GIVEN PROBLEM:
Locate every line below that contains the word "Standard" and copy it.

RECORDS SUPPLIED:
## START
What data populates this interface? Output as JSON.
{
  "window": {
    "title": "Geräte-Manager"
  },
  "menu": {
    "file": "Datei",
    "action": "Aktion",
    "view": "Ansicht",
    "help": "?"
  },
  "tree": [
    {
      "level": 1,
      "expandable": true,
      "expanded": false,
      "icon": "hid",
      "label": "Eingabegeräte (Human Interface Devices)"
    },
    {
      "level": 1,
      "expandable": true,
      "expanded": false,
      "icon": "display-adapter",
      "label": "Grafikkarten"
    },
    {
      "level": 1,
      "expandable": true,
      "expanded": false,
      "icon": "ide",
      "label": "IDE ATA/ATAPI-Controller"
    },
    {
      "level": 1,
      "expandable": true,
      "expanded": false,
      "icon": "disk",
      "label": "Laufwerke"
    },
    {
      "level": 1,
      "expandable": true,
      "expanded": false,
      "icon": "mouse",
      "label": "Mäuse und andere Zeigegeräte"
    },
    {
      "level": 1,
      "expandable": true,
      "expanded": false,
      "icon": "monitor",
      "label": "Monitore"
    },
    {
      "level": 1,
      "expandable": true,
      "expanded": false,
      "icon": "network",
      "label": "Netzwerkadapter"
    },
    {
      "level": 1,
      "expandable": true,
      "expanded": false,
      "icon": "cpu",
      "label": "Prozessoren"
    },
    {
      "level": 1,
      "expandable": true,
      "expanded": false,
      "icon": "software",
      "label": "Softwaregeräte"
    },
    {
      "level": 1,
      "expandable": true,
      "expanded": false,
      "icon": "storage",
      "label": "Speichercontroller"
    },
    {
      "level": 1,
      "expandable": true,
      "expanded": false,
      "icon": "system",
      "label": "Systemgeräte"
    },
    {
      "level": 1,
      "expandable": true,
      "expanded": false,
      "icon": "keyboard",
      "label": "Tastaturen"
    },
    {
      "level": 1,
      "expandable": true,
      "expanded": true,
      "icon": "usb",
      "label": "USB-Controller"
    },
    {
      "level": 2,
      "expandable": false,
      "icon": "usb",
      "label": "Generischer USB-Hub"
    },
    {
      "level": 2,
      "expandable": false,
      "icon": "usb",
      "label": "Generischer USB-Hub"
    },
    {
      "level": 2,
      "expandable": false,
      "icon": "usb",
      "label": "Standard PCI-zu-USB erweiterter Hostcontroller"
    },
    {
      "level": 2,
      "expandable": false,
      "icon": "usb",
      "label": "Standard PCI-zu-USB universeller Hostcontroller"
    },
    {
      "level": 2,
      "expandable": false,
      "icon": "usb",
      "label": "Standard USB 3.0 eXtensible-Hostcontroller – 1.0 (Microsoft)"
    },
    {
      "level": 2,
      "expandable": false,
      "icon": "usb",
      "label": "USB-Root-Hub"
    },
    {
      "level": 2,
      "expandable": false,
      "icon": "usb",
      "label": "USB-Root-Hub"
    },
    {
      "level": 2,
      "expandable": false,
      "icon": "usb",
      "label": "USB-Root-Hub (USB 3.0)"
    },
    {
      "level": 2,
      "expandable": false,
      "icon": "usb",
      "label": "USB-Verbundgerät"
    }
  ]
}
## END
## START
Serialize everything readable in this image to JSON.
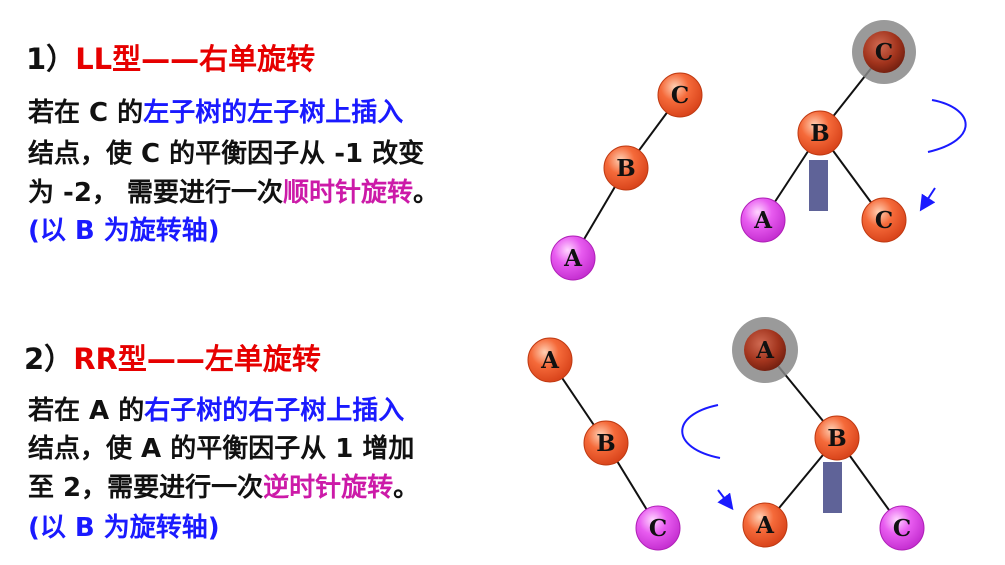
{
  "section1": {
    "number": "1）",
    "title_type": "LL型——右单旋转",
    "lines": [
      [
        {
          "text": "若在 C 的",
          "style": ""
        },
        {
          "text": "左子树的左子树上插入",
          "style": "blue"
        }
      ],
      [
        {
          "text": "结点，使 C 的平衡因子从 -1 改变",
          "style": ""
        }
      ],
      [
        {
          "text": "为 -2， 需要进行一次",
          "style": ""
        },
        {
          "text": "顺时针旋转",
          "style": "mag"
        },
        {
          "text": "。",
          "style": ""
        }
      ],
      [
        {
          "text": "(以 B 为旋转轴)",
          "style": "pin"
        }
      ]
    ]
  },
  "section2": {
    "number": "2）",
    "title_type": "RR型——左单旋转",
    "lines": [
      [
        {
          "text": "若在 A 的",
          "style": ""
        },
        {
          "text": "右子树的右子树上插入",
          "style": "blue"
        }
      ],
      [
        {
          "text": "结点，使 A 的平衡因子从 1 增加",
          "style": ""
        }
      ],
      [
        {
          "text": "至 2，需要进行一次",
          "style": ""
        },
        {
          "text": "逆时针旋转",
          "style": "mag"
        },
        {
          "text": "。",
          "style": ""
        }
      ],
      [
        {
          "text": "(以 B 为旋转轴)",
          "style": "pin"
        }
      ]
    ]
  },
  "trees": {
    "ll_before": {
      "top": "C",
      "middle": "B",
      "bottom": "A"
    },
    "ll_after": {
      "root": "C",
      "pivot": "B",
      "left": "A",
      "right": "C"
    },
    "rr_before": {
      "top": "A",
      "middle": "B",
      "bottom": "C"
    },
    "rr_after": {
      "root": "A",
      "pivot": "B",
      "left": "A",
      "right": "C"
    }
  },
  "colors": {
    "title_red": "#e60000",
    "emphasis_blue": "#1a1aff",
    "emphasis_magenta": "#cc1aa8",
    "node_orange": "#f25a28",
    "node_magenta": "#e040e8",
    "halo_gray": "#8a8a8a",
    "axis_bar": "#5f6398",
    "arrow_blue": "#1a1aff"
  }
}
## END
TASK ANSWER:
      "label": "Standard PCI-zu-USB erweiterter Hostcontroller"
      "label": "Standard PCI-zu-USB universeller Hostcontroller"
      "label": "Standard USB 3.0 eXtensible-Hostcontroller – 1.0 (Microsoft)"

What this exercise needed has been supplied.